• WRITTEN REQUEST
Find the line containing "OCR this image.". Reproduce it and every line after it up to the end of the records, exactly as written.

--- Start RECORD SET ---

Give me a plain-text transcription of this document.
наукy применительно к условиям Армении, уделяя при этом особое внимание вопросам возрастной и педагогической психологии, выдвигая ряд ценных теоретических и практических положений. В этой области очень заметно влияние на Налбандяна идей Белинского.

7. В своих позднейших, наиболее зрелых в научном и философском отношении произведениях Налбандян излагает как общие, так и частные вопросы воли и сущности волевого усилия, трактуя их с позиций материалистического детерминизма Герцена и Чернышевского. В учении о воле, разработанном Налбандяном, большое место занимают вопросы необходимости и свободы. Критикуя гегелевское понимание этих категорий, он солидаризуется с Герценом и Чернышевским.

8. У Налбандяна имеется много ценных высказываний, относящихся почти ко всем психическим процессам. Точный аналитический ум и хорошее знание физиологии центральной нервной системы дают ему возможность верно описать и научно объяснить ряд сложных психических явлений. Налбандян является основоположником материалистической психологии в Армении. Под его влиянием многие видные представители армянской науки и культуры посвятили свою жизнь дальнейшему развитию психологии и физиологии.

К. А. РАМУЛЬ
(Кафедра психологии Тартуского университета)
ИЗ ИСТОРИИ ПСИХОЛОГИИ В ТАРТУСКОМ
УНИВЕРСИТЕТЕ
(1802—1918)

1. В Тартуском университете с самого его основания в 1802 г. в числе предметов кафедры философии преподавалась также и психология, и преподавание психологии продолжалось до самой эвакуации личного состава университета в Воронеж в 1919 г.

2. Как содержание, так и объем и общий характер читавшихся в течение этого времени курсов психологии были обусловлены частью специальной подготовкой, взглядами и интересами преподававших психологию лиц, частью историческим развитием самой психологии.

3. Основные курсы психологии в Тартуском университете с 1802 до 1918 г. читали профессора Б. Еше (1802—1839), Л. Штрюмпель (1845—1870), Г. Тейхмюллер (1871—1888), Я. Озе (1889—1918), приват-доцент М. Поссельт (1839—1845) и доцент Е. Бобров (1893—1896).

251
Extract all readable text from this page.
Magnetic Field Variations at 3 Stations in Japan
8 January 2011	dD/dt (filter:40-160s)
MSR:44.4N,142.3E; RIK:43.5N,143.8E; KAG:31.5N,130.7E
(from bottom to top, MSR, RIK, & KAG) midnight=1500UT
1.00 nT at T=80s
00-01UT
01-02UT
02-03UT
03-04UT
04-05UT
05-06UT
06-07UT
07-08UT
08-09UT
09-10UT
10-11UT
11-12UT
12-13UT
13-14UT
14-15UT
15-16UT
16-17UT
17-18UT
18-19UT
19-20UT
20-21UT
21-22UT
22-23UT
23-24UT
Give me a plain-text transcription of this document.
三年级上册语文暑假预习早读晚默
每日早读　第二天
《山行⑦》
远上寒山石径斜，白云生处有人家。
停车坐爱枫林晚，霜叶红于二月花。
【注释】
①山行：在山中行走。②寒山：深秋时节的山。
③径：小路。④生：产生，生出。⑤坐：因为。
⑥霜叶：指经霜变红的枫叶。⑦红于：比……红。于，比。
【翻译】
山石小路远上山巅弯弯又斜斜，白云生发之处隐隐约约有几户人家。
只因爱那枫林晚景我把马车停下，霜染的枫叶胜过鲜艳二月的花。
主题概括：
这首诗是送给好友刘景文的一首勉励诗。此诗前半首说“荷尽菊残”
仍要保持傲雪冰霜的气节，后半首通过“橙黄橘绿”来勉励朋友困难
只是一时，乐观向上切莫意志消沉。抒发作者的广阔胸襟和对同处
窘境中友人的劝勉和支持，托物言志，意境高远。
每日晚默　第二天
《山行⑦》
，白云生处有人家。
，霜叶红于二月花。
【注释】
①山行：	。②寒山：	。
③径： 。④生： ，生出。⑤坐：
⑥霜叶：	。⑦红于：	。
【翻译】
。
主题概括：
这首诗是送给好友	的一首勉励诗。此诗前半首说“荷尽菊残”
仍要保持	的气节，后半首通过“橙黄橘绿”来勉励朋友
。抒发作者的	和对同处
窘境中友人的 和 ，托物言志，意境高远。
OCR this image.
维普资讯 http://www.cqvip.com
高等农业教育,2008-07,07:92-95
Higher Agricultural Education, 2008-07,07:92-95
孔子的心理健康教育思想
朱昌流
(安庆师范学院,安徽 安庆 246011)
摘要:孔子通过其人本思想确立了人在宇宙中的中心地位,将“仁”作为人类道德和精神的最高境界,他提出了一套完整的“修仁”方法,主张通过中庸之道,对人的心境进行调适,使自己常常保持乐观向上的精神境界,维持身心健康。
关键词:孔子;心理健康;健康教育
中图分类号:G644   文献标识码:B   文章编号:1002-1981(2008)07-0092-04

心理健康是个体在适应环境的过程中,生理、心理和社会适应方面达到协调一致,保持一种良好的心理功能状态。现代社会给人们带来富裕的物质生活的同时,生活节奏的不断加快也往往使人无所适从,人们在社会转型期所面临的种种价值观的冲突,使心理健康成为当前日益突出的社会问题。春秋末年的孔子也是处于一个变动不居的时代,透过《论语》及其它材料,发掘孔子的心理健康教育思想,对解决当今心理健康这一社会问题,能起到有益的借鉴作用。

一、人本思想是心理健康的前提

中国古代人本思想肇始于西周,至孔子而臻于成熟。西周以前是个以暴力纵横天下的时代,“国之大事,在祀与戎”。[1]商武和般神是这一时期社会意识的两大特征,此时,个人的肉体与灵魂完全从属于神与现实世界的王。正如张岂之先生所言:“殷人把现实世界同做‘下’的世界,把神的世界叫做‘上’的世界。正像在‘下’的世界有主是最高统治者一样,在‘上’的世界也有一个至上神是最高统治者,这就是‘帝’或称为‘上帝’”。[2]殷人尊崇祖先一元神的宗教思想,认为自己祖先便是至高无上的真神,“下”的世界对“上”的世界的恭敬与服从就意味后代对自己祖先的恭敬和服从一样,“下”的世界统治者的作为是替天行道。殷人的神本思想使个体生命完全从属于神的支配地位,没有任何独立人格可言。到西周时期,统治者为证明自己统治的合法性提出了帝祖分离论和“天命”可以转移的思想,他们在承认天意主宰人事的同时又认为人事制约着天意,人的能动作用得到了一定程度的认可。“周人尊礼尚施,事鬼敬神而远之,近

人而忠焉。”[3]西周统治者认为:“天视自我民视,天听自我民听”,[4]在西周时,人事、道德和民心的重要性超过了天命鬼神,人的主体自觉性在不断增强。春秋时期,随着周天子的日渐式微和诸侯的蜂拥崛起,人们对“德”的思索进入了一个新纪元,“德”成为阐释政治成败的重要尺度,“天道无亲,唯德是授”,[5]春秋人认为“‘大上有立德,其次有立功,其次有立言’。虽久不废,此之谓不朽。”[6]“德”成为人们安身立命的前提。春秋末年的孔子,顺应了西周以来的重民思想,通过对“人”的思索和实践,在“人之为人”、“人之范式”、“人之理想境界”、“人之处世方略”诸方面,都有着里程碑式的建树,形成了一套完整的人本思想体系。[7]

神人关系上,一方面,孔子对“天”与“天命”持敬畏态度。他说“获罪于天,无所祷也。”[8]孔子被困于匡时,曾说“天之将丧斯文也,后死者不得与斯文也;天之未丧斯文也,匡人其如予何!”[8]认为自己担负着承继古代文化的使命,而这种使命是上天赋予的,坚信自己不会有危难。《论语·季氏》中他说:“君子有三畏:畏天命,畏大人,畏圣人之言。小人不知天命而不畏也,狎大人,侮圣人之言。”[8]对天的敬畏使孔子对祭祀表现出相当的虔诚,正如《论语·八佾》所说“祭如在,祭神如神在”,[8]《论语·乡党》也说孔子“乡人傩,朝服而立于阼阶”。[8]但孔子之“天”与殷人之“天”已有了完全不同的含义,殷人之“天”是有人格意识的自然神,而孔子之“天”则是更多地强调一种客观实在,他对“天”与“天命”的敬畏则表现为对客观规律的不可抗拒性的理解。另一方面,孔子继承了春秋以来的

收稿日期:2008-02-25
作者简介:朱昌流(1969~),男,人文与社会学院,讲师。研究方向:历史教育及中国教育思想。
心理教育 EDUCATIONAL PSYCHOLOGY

--- End RECORD SET ---

• THE OUTPUT
OCR this image.
维普资讯 http://www.cqvip.com
高等农业教育,2008-07,07:92-95
Higher Agricultural Education, 2008-07,07:92-95
孔子的心理健康教育思想
朱昌流
(安庆师范学院,安徽 安庆 246011)
摘要:孔子通过其人本思想确立了人在宇宙中的中心地位,将“仁”作为人类道德和精神的最高境界,他提出了一套完整的“修仁”方法,主张通过中庸之道,对人的心境进行调适,使自己常常保持乐观向上的精神境界,维持身心健康。
关键词:孔子;心理健康;健康教育
中图分类号:G644   文献标识码:B   文章编号:1002-1981(2008)07-0092-04

心理健康是个体在适应环境的过程中,生理、心理和社会适应方面达到协调一致,保持一种良好的心理功能状态。现代社会给人们带来富裕的物质生活的同时,生活节奏的不断加快也往往使人无所适从,人们在社会转型期所面临的种种价值观的冲突,使心理健康成为当前日益突出的社会问题。春秋末年的孔子也是处于一个变动不居的时代,透过《论语》及其它材料,发掘孔子的心理健康教育思想,对解决当今心理健康这一社会问题,能起到有益的借鉴作用。

一、人本思想是心理健康的前提

中国古代人本思想肇始于西周,至孔子而臻于成熟。西周以前是个以暴力纵横天下的时代,“国之大事,在祀与戎”。[1]商武和般神是这一时期社会意识的两大特征,此时,个人的肉体与灵魂完全从属于神与现实世界的王。正如张岂之先生所言:“殷人把现实世界同做‘下’的世界,把神的世界叫做‘上’的世界。正像在‘下’的世界有主是最高统治者一样,在‘上’的世界也有一个至上神是最高统治者,这就是‘帝’或称为‘上帝’”。[2]殷人尊崇祖先一元神的宗教思想,认为自己祖先便是至高无上的真神,“下”的世界对“上”的世界的恭敬与服从就意味后代对自己祖先的恭敬和服从一样,“下”的世界统治者的作为是替天行道。殷人的神本思想使个体生命完全从属于神的支配地位,没有任何独立人格可言。到西周时期,统治者为证明自己统治的合法性提出了帝祖分离论和“天命”可以转移的思想,他们在承认天意主宰人事的同时又认为人事制约着天意,人的能动作用得到了一定程度的认可。“周人尊礼尚施,事鬼敬神而远之,近

人而忠焉。”[3]西周统治者认为:“天视自我民视,天听自我民听”,[4]在西周时,人事、道德和民心的重要性超过了天命鬼神,人的主体自觉性在不断增强。春秋时期,随着周天子的日渐式微和诸侯的蜂拥崛起,人们对“德”的思索进入了一个新纪元,“德”成为阐释政治成败的重要尺度,“天道无亲,唯德是授”,[5]春秋人认为“‘大上有立德,其次有立功,其次有立言’。虽久不废,此之谓不朽。”[6]“德”成为人们安身立命的前提。春秋末年的孔子,顺应了西周以来的重民思想,通过对“人”的思索和实践,在“人之为人”、“人之范式”、“人之理想境界”、“人之处世方略”诸方面,都有着里程碑式的建树,形成了一套完整的人本思想体系。[7]

神人关系上,一方面,孔子对“天”与“天命”持敬畏态度。他说“获罪于天,无所祷也。”[8]孔子被困于匡时,曾说“天之将丧斯文也,后死者不得与斯文也;天之未丧斯文也,匡人其如予何!”[8]认为自己担负着承继古代文化的使命,而这种使命是上天赋予的,坚信自己不会有危难。《论语·季氏》中他说:“君子有三畏:畏天命,畏大人,畏圣人之言。小人不知天命而不畏也,狎大人,侮圣人之言。”[8]对天的敬畏使孔子对祭祀表现出相当的虔诚,正如《论语·八佾》所说“祭如在,祭神如神在”,[8]《论语·乡党》也说孔子“乡人傩,朝服而立于阼阶”。[8]但孔子之“天”与殷人之“天”已有了完全不同的含义,殷人之“天”是有人格意识的自然神,而孔子之“天”则是更多地强调一种客观实在,他对“天”与“天命”的敬畏则表现为对客观规律的不可抗拒性的理解。另一方面,孔子继承了春秋以来的

收稿日期:2008-02-25
作者简介:朱昌流(1969~),男,人文与社会学院,讲师。研究方向:历史教育及中国教育思想。
心理教育 EDUCATIONAL PSYCHOLOGY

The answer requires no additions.